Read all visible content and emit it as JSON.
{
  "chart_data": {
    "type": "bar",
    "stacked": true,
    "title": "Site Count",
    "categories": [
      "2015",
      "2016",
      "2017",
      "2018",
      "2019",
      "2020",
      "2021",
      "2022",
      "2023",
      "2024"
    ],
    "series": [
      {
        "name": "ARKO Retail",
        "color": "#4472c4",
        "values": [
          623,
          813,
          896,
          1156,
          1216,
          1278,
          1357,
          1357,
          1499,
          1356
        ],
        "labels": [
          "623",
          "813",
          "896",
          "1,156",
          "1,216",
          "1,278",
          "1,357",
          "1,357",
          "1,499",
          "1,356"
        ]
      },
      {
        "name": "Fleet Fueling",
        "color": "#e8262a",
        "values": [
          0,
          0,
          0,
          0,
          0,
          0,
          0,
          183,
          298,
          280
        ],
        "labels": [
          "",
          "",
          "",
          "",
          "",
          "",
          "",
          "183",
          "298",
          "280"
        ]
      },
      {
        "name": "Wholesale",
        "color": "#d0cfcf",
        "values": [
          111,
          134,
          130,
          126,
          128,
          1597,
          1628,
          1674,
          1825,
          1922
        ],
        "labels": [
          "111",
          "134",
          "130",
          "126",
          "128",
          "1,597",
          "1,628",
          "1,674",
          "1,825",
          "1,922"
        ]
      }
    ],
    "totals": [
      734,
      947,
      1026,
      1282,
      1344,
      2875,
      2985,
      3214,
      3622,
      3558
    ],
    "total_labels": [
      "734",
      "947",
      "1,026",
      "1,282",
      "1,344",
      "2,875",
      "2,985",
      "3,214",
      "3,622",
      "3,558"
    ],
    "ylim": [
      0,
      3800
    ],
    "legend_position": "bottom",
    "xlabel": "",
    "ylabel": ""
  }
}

================================

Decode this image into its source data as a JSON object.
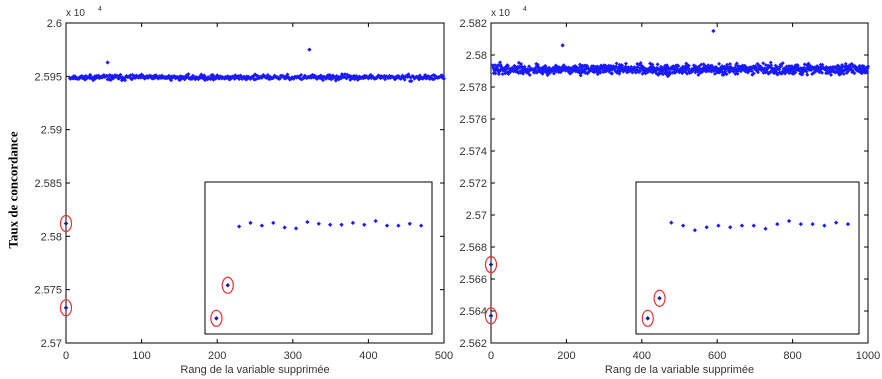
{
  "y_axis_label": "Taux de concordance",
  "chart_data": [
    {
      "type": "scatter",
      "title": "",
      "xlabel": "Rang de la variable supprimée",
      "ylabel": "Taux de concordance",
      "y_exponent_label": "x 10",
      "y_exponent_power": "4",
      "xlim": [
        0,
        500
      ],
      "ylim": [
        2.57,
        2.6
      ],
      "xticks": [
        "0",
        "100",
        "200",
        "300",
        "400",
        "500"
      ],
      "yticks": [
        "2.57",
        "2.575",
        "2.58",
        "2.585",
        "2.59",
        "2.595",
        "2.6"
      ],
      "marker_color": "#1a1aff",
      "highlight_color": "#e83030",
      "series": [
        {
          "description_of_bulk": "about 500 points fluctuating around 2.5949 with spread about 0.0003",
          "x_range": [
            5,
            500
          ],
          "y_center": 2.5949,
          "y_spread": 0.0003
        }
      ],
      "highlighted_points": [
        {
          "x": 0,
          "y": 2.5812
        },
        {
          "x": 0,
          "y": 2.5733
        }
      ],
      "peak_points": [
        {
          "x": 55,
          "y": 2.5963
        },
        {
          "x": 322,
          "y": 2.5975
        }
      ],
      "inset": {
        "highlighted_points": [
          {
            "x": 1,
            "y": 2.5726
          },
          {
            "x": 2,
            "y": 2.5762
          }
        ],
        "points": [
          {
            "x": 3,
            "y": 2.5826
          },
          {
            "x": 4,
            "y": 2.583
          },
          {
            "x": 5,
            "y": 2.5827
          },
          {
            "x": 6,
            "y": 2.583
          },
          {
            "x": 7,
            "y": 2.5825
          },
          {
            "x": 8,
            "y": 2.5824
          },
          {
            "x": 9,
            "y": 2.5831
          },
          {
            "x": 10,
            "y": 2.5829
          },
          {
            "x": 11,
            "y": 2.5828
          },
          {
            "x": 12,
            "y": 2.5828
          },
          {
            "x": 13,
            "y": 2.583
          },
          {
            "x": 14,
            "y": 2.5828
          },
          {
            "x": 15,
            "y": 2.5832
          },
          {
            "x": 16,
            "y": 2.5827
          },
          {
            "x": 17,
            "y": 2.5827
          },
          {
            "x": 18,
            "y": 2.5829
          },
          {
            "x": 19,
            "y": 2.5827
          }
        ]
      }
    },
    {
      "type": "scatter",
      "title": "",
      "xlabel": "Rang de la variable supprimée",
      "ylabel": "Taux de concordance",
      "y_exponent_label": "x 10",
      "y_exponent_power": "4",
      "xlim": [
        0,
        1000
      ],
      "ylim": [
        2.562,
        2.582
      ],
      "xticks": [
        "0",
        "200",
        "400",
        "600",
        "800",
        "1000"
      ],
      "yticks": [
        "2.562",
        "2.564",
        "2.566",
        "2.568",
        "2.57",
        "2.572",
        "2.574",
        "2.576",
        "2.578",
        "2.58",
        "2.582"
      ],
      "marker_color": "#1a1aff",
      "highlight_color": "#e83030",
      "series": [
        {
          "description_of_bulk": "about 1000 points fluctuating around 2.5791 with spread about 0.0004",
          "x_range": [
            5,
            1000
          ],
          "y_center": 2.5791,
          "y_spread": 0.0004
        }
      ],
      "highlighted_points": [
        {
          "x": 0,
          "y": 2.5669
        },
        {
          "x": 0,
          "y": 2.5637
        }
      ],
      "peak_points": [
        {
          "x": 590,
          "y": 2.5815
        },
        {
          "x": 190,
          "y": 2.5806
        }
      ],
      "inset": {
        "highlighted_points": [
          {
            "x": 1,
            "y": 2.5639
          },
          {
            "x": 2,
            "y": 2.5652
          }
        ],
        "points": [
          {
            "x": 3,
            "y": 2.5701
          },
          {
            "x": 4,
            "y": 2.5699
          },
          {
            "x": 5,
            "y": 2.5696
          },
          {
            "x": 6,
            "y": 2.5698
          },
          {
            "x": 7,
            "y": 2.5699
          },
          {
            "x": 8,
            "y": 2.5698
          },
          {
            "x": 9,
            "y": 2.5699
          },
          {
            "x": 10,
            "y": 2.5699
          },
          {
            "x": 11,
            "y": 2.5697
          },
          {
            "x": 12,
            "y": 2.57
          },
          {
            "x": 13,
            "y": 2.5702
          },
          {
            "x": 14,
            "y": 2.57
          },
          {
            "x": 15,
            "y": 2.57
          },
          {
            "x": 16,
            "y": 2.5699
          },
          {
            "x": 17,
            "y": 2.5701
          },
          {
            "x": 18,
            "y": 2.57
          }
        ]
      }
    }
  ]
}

================================

* _What you have to do_
Using the records above, pull out each line where the word "name" occurs.

* _Solution to this exercise_
        "name": "ARKO Retail",
        "name": "Fleet Fueling",
        "name": "Wholesale",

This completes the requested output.